**TASK DIRECTIONS:** Arrange the lines of every entry below as a numbered list, skipping blank lines. Leave the pictures out of your answer.

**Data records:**
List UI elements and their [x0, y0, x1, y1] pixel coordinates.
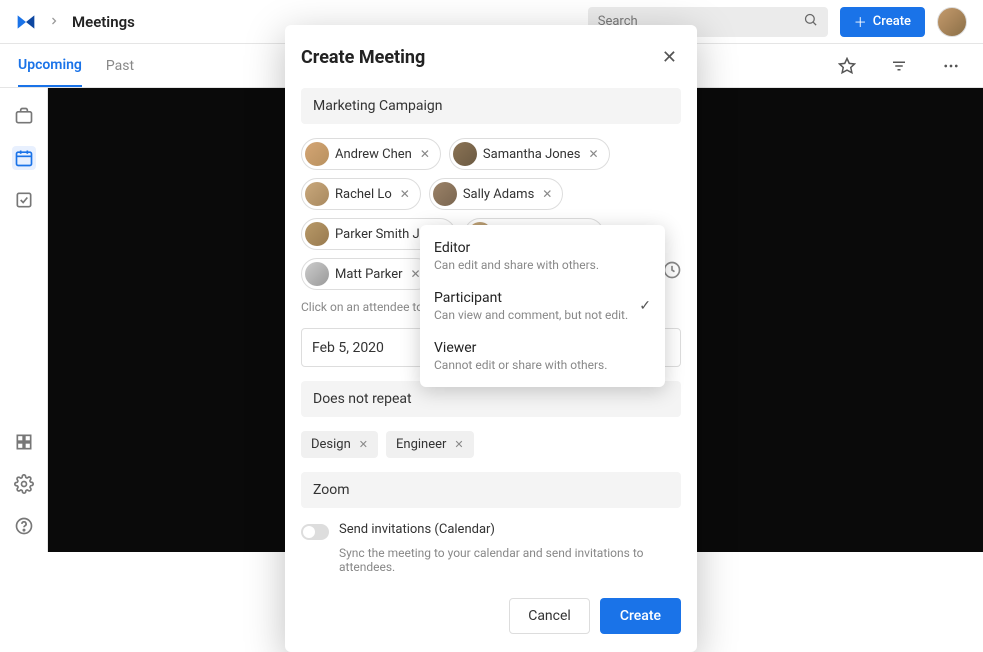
remove-icon[interactable]: ✕ — [586, 147, 600, 161]
page-title: Meetings — [72, 13, 135, 31]
toggle-help: Sync the meeting to your calendar and se… — [339, 546, 681, 574]
attendee-name: Parker Smith Jr. — [335, 227, 427, 242]
remove-icon[interactable]: ✕ — [418, 147, 432, 161]
tab-past[interactable]: Past — [106, 46, 134, 86]
star-icon[interactable] — [833, 52, 861, 80]
attendee-name: Samantha Jones — [483, 147, 581, 162]
user-avatar[interactable] — [937, 7, 967, 37]
attendee-name: Andrew Chen — [335, 147, 412, 162]
checklist-icon[interactable] — [12, 188, 36, 212]
avatar — [305, 182, 329, 206]
plus-icon: ＋ — [854, 12, 867, 31]
role-desc: Can view and comment, but not edit. — [434, 308, 628, 322]
avatar — [433, 182, 457, 206]
grid-icon[interactable] — [12, 430, 36, 454]
chevron-right-icon — [48, 12, 60, 31]
more-icon[interactable] — [937, 52, 965, 80]
remove-icon[interactable]: ✕ — [540, 187, 554, 201]
meeting-name-input[interactable]: Marketing Campaign — [301, 88, 681, 124]
app-logo[interactable] — [16, 12, 36, 32]
create-label: Create — [873, 14, 911, 29]
toggle-label: Send invitations (Calendar) — [339, 522, 495, 537]
role-option[interactable]: Editor Can edit and share with others. — [420, 231, 665, 281]
calendar-icon[interactable] — [12, 146, 36, 170]
role-dropdown: Editor Can edit and share with others. Par… — [420, 225, 665, 387]
tag-chip[interactable]: Engineer ✕ — [386, 431, 474, 458]
role-option[interactable]: Participant Can view and comment, but not… — [420, 281, 665, 331]
modal-create-button[interactable]: Create — [600, 598, 681, 634]
remove-icon[interactable]: ✕ — [398, 187, 412, 201]
clock-icon — [662, 260, 684, 282]
remove-icon[interactable]: ✕ — [454, 438, 463, 451]
tag-chip[interactable]: Design ✕ — [301, 431, 378, 458]
attendee-chip[interactable]: Andrew Chen ✕ — [301, 138, 441, 170]
attendee-name: Matt Parker — [335, 267, 403, 282]
avatar — [305, 262, 329, 286]
avatar — [305, 222, 329, 246]
avatar — [453, 142, 477, 166]
create-button[interactable]: ＋ Create — [840, 7, 925, 37]
close-icon[interactable]: ✕ — [658, 43, 681, 72]
role-title: Participant — [434, 290, 628, 306]
role-title: Editor — [434, 240, 599, 256]
avatar — [305, 142, 329, 166]
role-desc: Can edit and share with others. — [434, 258, 599, 272]
help-icon[interactable] — [12, 514, 36, 538]
gear-icon[interactable] — [12, 472, 36, 496]
search-icon — [803, 12, 818, 31]
attendee-chip[interactable]: Rachel Lo ✕ — [301, 178, 421, 210]
modal-title: Create Meeting — [301, 47, 425, 68]
invitations-toggle[interactable] — [301, 524, 329, 540]
tag-label: Design — [311, 437, 351, 452]
check-icon: ✓ — [639, 298, 651, 314]
date-value: Feb 5, 2020 — [312, 340, 384, 356]
sidebar — [0, 88, 48, 552]
attendee-chip[interactable]: Sally Adams ✕ — [429, 178, 564, 210]
tags-row: Design ✕ Engineer ✕ — [301, 431, 681, 458]
filter-icon[interactable] — [885, 52, 913, 80]
role-desc: Cannot edit or share with others. — [434, 358, 607, 372]
attendee-chip[interactable]: Samantha Jones ✕ — [449, 138, 610, 170]
role-option[interactable]: Viewer Cannot edit or share with others. — [420, 331, 665, 381]
role-title: Viewer — [434, 340, 607, 356]
attendee-name: Rachel Lo — [335, 187, 392, 202]
tab-upcoming[interactable]: Upcoming — [18, 45, 82, 87]
remove-icon[interactable]: ✕ — [359, 438, 368, 451]
attendee-name: Sally Adams — [463, 187, 534, 202]
briefcase-icon[interactable] — [12, 104, 36, 128]
attendee-chip[interactable]: Matt Parker✕ — [301, 258, 432, 290]
tag-label: Engineer — [396, 437, 446, 452]
cancel-button[interactable]: Cancel — [509, 598, 590, 634]
location-input[interactable]: Zoom — [301, 472, 681, 508]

**SOLUTION:**
1. List UI elements and their [x0, y0, x1, y1] pixel coordinates.
2. remove-icon[interactable]: ✕ — [586, 147, 600, 161]
3. page-title: Meetings — [72, 13, 135, 31]
4. toggle-help: Sync the meeting to your calendar and se… — [339, 546, 681, 574]
5. attendee-name: Parker Smith Jr. — [335, 227, 427, 242]
6. remove-icon[interactable]: ✕ — [418, 147, 432, 161]
7. tab-past[interactable]: Past — [106, 46, 134, 86]
8. star-icon[interactable] — [833, 52, 861, 80]
9. attendee-name: Samantha Jones — [483, 147, 581, 162]
10. user-avatar[interactable] — [937, 7, 967, 37]
11. attendee-name: Andrew Chen — [335, 147, 412, 162]
12. checklist-icon[interactable] — [12, 188, 36, 212]
13. avatar — [305, 182, 329, 206]
14. plus-icon: ＋ — [854, 12, 867, 31]
15. role-desc: Can view and comment, but not edit. — [434, 308, 628, 322]
16. avatar — [433, 182, 457, 206]
17. grid-icon[interactable] — [12, 430, 36, 454]
18. chevron-right-icon — [48, 12, 60, 31]
19. more-icon[interactable] — [937, 52, 965, 80]
20. remove-icon[interactable]: ✕ — [540, 187, 554, 201]
21. meeting-name-input[interactable]: Marketing Campaign — [301, 88, 681, 124]
22. app-logo[interactable] — [16, 12, 36, 32]
23. create-label: Create — [873, 14, 911, 29]
24. toggle-label: Send invitations (Calendar) — [339, 522, 495, 537]
25. role-option[interactable]: Editor Can edit and share with others. — [420, 231, 665, 281]
26. calendar-icon[interactable] — [12, 146, 36, 170]
27. role-dropdown: Editor Can edit and share with others. Par… — [420, 225, 665, 387]
28. tag-chip[interactable]: Engineer ✕ — [386, 431, 474, 458]
29. role-option[interactable]: Participant Can view and comment, but not… — [420, 281, 665, 331]
30. modal-create-button[interactable]: Create — [600, 598, 681, 634]
31. remove-icon[interactable]: ✕ — [398, 187, 412, 201]
32. clock-icon — [662, 260, 684, 282]
33. remove-icon[interactable]: ✕ — [454, 438, 463, 451]
34. tag-chip[interactable]: Design ✕ — [301, 431, 378, 458]
35. attendee-chip[interactable]: Andrew Chen ✕ — [301, 138, 441, 170]
36. attendee-name: Matt Parker — [335, 267, 403, 282]
37. avatar — [305, 262, 329, 286]
38. avatar — [305, 222, 329, 246]
39. avatar — [453, 142, 477, 166]
40. create-button[interactable]: ＋ Create — [840, 7, 925, 37]
41. close-icon[interactable]: ✕ — [658, 43, 681, 72]
42. role-title: Participant — [434, 290, 628, 306]
43. role-title: Editor — [434, 240, 599, 256]
44. avatar — [305, 142, 329, 166]
45. role-desc: Can edit and share with others. — [434, 258, 599, 272]
46. help-icon[interactable] — [12, 514, 36, 538]
47. gear-icon[interactable] — [12, 472, 36, 496]
48. search-icon — [803, 12, 818, 31]
49. attendee-chip[interactable]: Rachel Lo ✕ — [301, 178, 421, 210]
50. modal-title: Create Meeting — [301, 47, 425, 68]
51. invitations-toggle[interactable] — [301, 524, 329, 540]
52. tag-label: Design — [311, 437, 351, 452]
53. check-icon: ✓ — [639, 298, 651, 314]
54. date-value: Feb 5, 2020 — [312, 340, 384, 356]
55. sidebar — [0, 88, 48, 552]
56. attendee-chip[interactable]: Sally Adams ✕ — [429, 178, 564, 210]
57. tags-row: Design ✕ Engineer ✕ — [301, 431, 681, 458]
58. filter-icon[interactable] — [885, 52, 913, 80]
59. role-desc: Cannot edit or share with others. — [434, 358, 607, 372]
60. attendee-chip[interactable]: Samantha Jones ✕ — [449, 138, 610, 170]
61. role-option[interactable]: Viewer Cannot edit or share with others. — [420, 331, 665, 381]
62. role-title: Viewer — [434, 340, 607, 356]
63. attendee-name: Rachel Lo — [335, 187, 392, 202]
64. tab-upcoming[interactable]: Upcoming — [18, 45, 82, 87]
65. remove-icon[interactable]: ✕ — [359, 438, 368, 451]
66. attendee-name: Sally Adams — [463, 187, 534, 202]
67. briefcase-icon[interactable] — [12, 104, 36, 128]
68. attendee-chip[interactable]: Matt Parker✕ — [301, 258, 432, 290]
69. tag-label: Engineer — [396, 437, 446, 452]
70. cancel-button[interactable]: Cancel — [509, 598, 590, 634]
71. location-input[interactable]: Zoom — [301, 472, 681, 508]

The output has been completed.